── Input records
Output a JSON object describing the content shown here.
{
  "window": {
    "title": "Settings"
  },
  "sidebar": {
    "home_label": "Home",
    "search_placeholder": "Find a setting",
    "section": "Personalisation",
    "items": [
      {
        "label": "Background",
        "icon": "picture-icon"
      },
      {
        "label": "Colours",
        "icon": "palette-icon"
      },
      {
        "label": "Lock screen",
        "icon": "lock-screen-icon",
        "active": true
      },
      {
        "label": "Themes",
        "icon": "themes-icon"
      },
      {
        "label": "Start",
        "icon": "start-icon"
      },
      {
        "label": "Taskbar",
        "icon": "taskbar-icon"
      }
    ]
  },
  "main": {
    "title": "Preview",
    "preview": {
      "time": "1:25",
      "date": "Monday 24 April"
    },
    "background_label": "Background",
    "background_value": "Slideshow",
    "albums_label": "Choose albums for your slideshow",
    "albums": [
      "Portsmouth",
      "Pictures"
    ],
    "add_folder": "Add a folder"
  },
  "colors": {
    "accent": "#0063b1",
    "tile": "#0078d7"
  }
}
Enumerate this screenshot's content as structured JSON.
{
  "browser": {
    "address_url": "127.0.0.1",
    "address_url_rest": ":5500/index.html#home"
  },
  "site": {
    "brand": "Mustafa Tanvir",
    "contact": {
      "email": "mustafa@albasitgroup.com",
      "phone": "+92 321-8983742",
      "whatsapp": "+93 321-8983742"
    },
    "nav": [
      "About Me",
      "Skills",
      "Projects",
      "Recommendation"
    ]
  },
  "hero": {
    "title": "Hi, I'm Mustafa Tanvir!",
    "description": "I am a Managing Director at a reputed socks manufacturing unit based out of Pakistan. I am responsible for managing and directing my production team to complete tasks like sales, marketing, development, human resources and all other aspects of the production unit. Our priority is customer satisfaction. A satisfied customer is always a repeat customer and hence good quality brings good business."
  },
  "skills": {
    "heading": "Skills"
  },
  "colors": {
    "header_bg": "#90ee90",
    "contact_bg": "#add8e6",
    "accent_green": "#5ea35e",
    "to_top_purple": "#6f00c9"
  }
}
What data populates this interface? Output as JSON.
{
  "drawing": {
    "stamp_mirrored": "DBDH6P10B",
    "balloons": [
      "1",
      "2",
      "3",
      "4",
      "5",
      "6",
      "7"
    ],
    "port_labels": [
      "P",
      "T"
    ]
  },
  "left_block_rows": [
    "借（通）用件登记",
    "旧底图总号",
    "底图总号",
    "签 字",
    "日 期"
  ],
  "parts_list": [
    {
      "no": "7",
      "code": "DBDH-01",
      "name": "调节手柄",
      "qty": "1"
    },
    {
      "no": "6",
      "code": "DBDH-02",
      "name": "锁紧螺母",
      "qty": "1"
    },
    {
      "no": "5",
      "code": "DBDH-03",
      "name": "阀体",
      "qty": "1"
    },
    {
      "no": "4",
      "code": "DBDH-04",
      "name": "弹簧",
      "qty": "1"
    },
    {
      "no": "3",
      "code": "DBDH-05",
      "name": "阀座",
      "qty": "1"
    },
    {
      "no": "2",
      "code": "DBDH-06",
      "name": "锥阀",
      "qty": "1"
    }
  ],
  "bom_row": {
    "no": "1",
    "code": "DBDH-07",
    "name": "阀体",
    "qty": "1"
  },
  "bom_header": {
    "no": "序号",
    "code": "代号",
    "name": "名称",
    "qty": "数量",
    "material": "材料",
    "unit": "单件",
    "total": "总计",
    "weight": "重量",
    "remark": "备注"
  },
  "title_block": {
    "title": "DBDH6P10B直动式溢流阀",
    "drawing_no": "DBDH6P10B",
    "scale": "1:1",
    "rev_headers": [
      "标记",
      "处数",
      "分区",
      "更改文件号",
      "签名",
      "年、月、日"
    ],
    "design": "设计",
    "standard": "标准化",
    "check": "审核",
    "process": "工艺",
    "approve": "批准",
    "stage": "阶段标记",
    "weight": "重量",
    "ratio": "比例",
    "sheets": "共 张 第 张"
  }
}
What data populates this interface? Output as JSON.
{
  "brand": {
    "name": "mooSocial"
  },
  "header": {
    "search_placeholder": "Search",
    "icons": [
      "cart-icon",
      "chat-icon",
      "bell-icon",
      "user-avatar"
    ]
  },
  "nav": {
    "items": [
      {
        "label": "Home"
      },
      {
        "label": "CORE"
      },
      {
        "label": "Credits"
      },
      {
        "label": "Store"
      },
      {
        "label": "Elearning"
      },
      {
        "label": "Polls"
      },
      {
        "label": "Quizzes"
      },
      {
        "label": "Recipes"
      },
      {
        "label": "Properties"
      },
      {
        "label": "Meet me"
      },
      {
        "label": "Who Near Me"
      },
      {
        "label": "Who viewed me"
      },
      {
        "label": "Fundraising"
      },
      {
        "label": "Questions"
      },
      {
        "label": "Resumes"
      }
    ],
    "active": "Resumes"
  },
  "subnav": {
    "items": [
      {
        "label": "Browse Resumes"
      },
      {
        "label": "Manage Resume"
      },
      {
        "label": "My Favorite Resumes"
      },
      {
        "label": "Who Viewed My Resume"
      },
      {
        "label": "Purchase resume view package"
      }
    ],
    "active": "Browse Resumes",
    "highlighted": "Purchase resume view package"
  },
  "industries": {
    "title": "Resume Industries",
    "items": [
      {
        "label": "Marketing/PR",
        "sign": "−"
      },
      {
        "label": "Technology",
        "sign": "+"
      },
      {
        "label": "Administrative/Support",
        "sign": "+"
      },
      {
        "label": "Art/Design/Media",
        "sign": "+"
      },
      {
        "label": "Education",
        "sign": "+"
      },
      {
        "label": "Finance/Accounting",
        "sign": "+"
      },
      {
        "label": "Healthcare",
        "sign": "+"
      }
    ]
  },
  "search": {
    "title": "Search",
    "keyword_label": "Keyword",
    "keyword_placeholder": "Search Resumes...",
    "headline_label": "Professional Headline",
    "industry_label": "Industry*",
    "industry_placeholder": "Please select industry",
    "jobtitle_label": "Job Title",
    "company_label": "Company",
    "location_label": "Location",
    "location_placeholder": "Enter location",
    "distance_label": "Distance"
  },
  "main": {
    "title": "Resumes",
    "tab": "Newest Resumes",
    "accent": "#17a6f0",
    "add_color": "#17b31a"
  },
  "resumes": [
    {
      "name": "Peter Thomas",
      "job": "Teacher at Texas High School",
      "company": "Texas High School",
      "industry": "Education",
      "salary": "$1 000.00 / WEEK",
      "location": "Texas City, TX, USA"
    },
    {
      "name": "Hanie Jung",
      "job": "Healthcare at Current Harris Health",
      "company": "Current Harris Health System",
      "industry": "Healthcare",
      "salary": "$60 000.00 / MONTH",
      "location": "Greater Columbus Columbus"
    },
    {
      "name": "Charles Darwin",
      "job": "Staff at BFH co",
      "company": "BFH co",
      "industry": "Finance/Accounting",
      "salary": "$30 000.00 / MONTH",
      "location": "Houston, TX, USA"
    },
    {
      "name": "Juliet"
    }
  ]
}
────
# [Problem statement]
Read the entries and pick out all lines that include the word "Education".

# [Result of the task]
        "label": "Education",
      "industry": "Education",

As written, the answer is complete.